> **STATED GOAL**
Omit the pictures and return every entry exactly as written.

- - - - -

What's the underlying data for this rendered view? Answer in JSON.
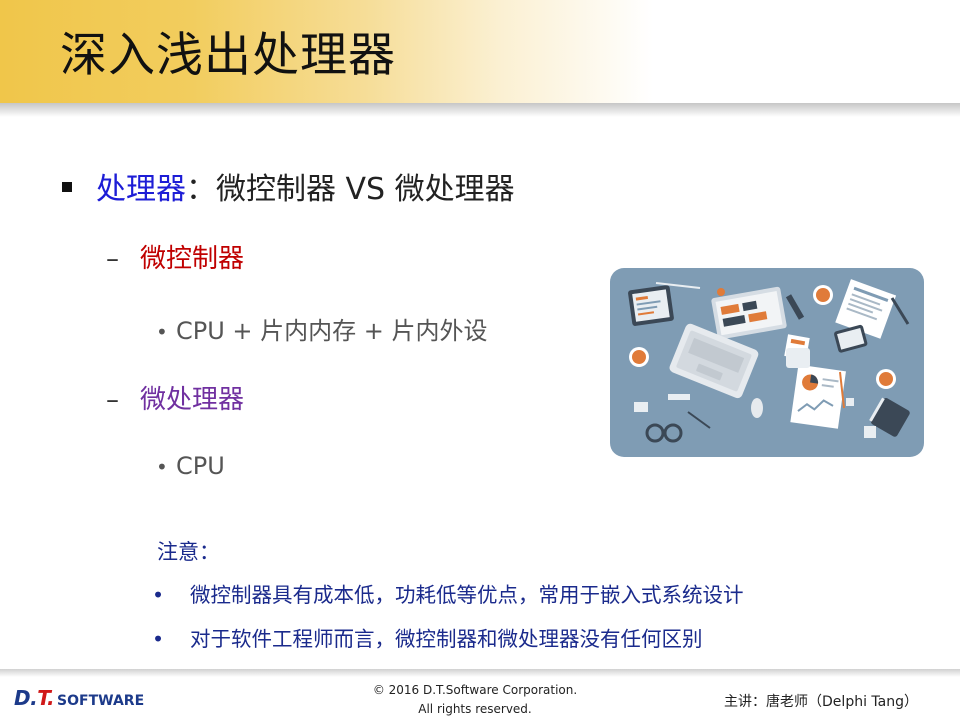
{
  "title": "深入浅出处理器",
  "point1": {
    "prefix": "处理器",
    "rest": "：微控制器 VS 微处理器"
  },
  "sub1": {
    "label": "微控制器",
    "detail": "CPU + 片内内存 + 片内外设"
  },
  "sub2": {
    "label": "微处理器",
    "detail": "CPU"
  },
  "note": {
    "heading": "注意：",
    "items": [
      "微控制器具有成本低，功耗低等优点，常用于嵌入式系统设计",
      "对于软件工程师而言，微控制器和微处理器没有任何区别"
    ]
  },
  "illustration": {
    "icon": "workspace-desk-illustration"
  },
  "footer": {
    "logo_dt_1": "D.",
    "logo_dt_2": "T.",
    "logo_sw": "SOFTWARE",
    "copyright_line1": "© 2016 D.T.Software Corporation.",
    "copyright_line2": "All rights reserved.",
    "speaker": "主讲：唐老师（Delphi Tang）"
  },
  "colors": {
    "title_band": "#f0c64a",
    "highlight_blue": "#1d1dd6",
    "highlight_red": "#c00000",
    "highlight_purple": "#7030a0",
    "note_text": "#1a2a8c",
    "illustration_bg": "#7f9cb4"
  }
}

- - - - -

> **WRITTEN SOLUTION**
What's the underlying data for this rendered view? Answer in JSON.
{
  "title": "深入浅出处理器",
  "point1": {
    "prefix": "处理器",
    "rest": "：微控制器 VS 微处理器"
  },
  "sub1": {
    "label": "微控制器",
    "detail": "CPU + 片内内存 + 片内外设"
  },
  "sub2": {
    "label": "微处理器",
    "detail": "CPU"
  },
  "note": {
    "heading": "注意：",
    "items": [
      "微控制器具有成本低，功耗低等优点，常用于嵌入式系统设计",
      "对于软件工程师而言，微控制器和微处理器没有任何区别"
    ]
  },
  "illustration": {
    "icon": "workspace-desk-illustration"
  },
  "footer": {
    "logo_dt_1": "D.",
    "logo_dt_2": "T.",
    "logo_sw": "SOFTWARE",
    "copyright_line1": "© 2016 D.T.Software Corporation.",
    "copyright_line2": "All rights reserved.",
    "speaker": "主讲：唐老师（Delphi Tang）"
  },
  "colors": {
    "title_band": "#f0c64a",
    "highlight_blue": "#1d1dd6",
    "highlight_red": "#c00000",
    "highlight_purple": "#7030a0",
    "note_text": "#1a2a8c",
    "illustration_bg": "#7f9cb4"
  }
}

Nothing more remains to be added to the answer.